Short exercise - Without omitting anything, return the records precisely as given.
————
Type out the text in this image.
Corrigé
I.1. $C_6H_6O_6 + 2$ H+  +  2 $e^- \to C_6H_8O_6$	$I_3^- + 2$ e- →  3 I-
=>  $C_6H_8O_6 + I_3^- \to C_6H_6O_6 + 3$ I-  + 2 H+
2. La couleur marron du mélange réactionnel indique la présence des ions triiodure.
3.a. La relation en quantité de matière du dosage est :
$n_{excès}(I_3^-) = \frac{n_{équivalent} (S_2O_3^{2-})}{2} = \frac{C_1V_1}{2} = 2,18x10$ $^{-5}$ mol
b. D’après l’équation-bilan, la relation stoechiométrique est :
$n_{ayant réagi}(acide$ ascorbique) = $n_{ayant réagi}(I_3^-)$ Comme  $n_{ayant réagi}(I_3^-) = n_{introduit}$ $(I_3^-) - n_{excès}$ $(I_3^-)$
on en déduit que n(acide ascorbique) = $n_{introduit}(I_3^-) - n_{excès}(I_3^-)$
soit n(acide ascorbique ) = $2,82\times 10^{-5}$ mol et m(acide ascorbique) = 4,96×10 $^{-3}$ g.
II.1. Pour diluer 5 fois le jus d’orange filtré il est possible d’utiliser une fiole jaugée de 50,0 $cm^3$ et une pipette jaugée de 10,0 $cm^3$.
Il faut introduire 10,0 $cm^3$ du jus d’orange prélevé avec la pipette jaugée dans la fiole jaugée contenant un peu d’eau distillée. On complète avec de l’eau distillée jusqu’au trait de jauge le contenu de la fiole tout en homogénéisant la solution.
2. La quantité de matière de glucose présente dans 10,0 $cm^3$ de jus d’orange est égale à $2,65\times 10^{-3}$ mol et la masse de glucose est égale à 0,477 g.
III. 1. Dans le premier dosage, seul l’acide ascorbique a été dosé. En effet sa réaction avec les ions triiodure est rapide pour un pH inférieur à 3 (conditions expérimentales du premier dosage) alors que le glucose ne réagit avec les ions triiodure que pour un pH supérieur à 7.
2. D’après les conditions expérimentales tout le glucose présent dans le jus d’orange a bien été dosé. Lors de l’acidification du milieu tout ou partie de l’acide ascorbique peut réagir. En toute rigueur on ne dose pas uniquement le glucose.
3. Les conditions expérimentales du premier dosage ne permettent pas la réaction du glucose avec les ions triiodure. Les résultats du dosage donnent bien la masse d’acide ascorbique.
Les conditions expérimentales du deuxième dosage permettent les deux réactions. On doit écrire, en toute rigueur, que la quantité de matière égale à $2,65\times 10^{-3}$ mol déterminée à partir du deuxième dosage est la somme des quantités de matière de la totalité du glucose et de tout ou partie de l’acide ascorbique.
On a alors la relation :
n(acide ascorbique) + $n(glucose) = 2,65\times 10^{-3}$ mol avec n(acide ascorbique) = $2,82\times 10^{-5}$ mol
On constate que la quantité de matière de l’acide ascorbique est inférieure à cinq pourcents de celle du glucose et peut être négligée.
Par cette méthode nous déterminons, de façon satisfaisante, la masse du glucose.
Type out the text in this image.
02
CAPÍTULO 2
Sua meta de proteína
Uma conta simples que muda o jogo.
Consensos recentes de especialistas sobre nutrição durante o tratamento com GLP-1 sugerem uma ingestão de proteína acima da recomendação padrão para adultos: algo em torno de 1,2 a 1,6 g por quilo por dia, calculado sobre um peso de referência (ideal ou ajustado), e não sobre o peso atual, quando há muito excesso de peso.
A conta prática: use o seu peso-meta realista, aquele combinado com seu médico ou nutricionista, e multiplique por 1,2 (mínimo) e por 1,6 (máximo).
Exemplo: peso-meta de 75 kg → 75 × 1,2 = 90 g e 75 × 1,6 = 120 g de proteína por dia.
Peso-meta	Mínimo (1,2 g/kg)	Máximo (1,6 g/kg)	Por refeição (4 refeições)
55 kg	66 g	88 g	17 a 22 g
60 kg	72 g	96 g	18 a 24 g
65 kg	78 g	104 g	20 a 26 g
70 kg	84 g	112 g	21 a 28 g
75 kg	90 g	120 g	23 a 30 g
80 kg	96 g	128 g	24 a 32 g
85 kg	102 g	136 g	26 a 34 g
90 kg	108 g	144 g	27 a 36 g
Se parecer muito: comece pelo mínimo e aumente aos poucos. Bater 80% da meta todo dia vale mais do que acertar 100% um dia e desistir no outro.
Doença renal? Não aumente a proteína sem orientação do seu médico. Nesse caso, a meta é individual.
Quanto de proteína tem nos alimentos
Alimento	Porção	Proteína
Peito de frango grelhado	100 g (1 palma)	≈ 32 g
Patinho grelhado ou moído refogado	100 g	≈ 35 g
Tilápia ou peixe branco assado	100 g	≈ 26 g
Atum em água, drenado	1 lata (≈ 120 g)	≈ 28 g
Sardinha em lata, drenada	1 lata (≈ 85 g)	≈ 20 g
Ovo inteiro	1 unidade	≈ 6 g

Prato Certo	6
————
Result of this task -
Type out the text in this image.
Corrigé
I.1. $C_6H_6O_6 + 2$ H+  +  2 $e^- \to C_6H_8O_6$	$I_3^- + 2$ e- →  3 I-
=>  $C_6H_8O_6 + I_3^- \to C_6H_6O_6 + 3$ I-  + 2 H+
2. La couleur marron du mélange réactionnel indique la présence des ions triiodure.
3.a. La relation en quantité de matière du dosage est :
$n_{excès}(I_3^-) = \frac{n_{équivalent} (S_2O_3^{2-})}{2} = \frac{C_1V_1}{2} = 2,18x10$ $^{-5}$ mol
b. D’après l’équation-bilan, la relation stoechiométrique est :
$n_{ayant réagi}(acide$ ascorbique) = $n_{ayant réagi}(I_3^-)$ Comme  $n_{ayant réagi}(I_3^-) = n_{introduit}$ $(I_3^-) - n_{excès}$ $(I_3^-)$
on en déduit que n(acide ascorbique) = $n_{introduit}(I_3^-) - n_{excès}(I_3^-)$
soit n(acide ascorbique ) = $2,82\times 10^{-5}$ mol et m(acide ascorbique) = 4,96×10 $^{-3}$ g.
II.1. Pour diluer 5 fois le jus d’orange filtré il est possible d’utiliser une fiole jaugée de 50,0 $cm^3$ et une pipette jaugée de 10,0 $cm^3$.
Il faut introduire 10,0 $cm^3$ du jus d’orange prélevé avec la pipette jaugée dans la fiole jaugée contenant un peu d’eau distillée. On complète avec de l’eau distillée jusqu’au trait de jauge le contenu de la fiole tout en homogénéisant la solution.
2. La quantité de matière de glucose présente dans 10,0 $cm^3$ de jus d’orange est égale à $2,65\times 10^{-3}$ mol et la masse de glucose est égale à 0,477 g.
III. 1. Dans le premier dosage, seul l’acide ascorbique a été dosé. En effet sa réaction avec les ions triiodure est rapide pour un pH inférieur à 3 (conditions expérimentales du premier dosage) alors que le glucose ne réagit avec les ions triiodure que pour un pH supérieur à 7.
2. D’après les conditions expérimentales tout le glucose présent dans le jus d’orange a bien été dosé. Lors de l’acidification du milieu tout ou partie de l’acide ascorbique peut réagir. En toute rigueur on ne dose pas uniquement le glucose.
3. Les conditions expérimentales du premier dosage ne permettent pas la réaction du glucose avec les ions triiodure. Les résultats du dosage donnent bien la masse d’acide ascorbique.
Les conditions expérimentales du deuxième dosage permettent les deux réactions. On doit écrire, en toute rigueur, que la quantité de matière égale à $2,65\times 10^{-3}$ mol déterminée à partir du deuxième dosage est la somme des quantités de matière de la totalité du glucose et de tout ou partie de l’acide ascorbique.
On a alors la relation :
n(acide ascorbique) + $n(glucose) = 2,65\times 10^{-3}$ mol avec n(acide ascorbique) = $2,82\times 10^{-5}$ mol
On constate que la quantité de matière de l’acide ascorbique est inférieure à cinq pourcents de celle du glucose et peut être négligée.
Par cette méthode nous déterminons, de façon satisfaisante, la masse du glucose.
Type out the text in this image.
02
CAPÍTULO 2
Sua meta de proteína
Uma conta simples que muda o jogo.
Consensos recentes de especialistas sobre nutrição durante o tratamento com GLP-1 sugerem uma ingestão de proteína acima da recomendação padrão para adultos: algo em torno de 1,2 a 1,6 g por quilo por dia, calculado sobre um peso de referência (ideal ou ajustado), e não sobre o peso atual, quando há muito excesso de peso.
A conta prática: use o seu peso-meta realista, aquele combinado com seu médico ou nutricionista, e multiplique por 1,2 (mínimo) e por 1,6 (máximo).
Exemplo: peso-meta de 75 kg → 75 × 1,2 = 90 g e 75 × 1,6 = 120 g de proteína por dia.
Peso-meta	Mínimo (1,2 g/kg)	Máximo (1,6 g/kg)	Por refeição (4 refeições)
55 kg	66 g	88 g	17 a 22 g
60 kg	72 g	96 g	18 a 24 g
65 kg	78 g	104 g	20 a 26 g
70 kg	84 g	112 g	21 a 28 g
75 kg	90 g	120 g	23 a 30 g
80 kg	96 g	128 g	24 a 32 g
85 kg	102 g	136 g	26 a 34 g
90 kg	108 g	144 g	27 a 36 g
Se parecer muito: comece pelo mínimo e aumente aos poucos. Bater 80% da meta todo dia vale mais do que acertar 100% um dia e desistir no outro.
Doença renal? Não aumente a proteína sem orientação do seu médico. Nesse caso, a meta é individual.
Quanto de proteína tem nos alimentos
Alimento	Porção	Proteína
Peito de frango grelhado	100 g (1 palma)	≈ 32 g
Patinho grelhado ou moído refogado	100 g	≈ 35 g
Tilápia ou peixe branco assado	100 g	≈ 26 g
Atum em água, drenado	1 lata (≈ 120 g)	≈ 28 g
Sardinha em lata, drenada	1 lata (≈ 85 g)	≈ 20 g
Ovo inteiro	1 unidade	≈ 6 g

Prato Certo	6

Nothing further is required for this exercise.